#### Directions:
All of the material below is to be restated word for word, apart from the pictures.

═══ Input ═══

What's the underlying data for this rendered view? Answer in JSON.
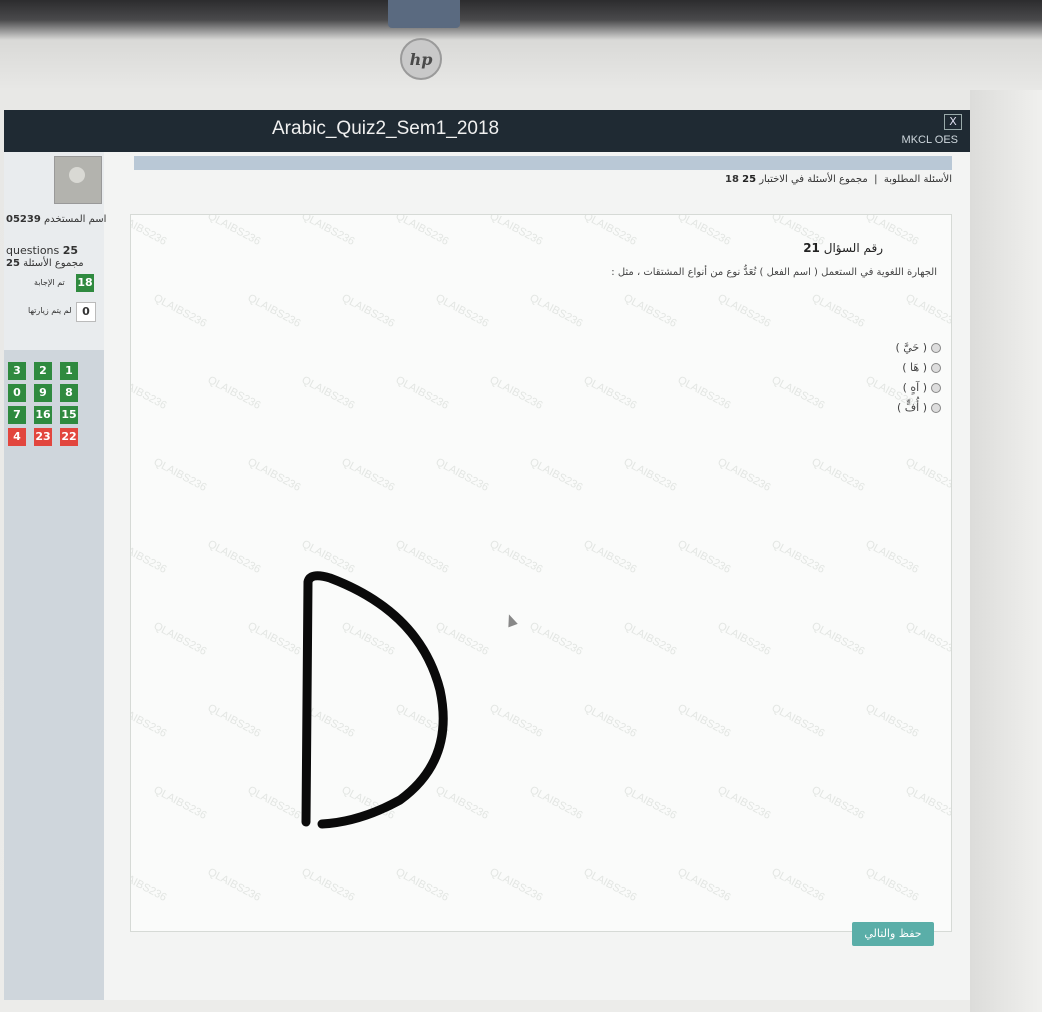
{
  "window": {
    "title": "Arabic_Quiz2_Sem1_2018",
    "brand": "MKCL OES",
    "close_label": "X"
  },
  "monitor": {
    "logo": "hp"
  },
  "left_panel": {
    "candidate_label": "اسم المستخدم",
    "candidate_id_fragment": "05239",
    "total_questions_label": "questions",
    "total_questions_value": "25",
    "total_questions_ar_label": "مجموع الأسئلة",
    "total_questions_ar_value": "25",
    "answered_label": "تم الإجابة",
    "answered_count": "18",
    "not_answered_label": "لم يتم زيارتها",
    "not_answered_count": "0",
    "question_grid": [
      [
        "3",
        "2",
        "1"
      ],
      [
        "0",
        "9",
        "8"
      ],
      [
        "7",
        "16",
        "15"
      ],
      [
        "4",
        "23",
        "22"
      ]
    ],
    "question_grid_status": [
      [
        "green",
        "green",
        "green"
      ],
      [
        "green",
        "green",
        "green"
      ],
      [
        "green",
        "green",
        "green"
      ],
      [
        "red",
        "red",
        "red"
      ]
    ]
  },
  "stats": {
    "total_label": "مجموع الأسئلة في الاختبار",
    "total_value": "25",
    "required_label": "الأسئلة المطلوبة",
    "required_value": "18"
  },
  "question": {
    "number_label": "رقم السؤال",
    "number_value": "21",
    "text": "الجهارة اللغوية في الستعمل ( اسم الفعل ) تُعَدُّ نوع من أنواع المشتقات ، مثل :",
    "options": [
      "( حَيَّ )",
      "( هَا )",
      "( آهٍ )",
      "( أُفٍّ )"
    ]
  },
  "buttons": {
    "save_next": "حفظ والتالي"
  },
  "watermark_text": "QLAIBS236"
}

═══

#### Full output:
What's the underlying data for this rendered view? Answer in JSON.
{
  "window": {
    "title": "Arabic_Quiz2_Sem1_2018",
    "brand": "MKCL OES",
    "close_label": "X"
  },
  "monitor": {
    "logo": "hp"
  },
  "left_panel": {
    "candidate_label": "اسم المستخدم",
    "candidate_id_fragment": "05239",
    "total_questions_label": "questions",
    "total_questions_value": "25",
    "total_questions_ar_label": "مجموع الأسئلة",
    "total_questions_ar_value": "25",
    "answered_label": "تم الإجابة",
    "answered_count": "18",
    "not_answered_label": "لم يتم زيارتها",
    "not_answered_count": "0",
    "question_grid": [
      [
        "3",
        "2",
        "1"
      ],
      [
        "0",
        "9",
        "8"
      ],
      [
        "7",
        "16",
        "15"
      ],
      [
        "4",
        "23",
        "22"
      ]
    ],
    "question_grid_status": [
      [
        "green",
        "green",
        "green"
      ],
      [
        "green",
        "green",
        "green"
      ],
      [
        "green",
        "green",
        "green"
      ],
      [
        "red",
        "red",
        "red"
      ]
    ]
  },
  "stats": {
    "total_label": "مجموع الأسئلة في الاختبار",
    "total_value": "25",
    "required_label": "الأسئلة المطلوبة",
    "required_value": "18"
  },
  "question": {
    "number_label": "رقم السؤال",
    "number_value": "21",
    "text": "الجهارة اللغوية في الستعمل ( اسم الفعل ) تُعَدُّ نوع من أنواع المشتقات ، مثل :",
    "options": [
      "( حَيَّ )",
      "( هَا )",
      "( آهٍ )",
      "( أُفٍّ )"
    ]
  },
  "buttons": {
    "save_next": "حفظ والتالي"
  },
  "watermark_text": "QLAIBS236"
}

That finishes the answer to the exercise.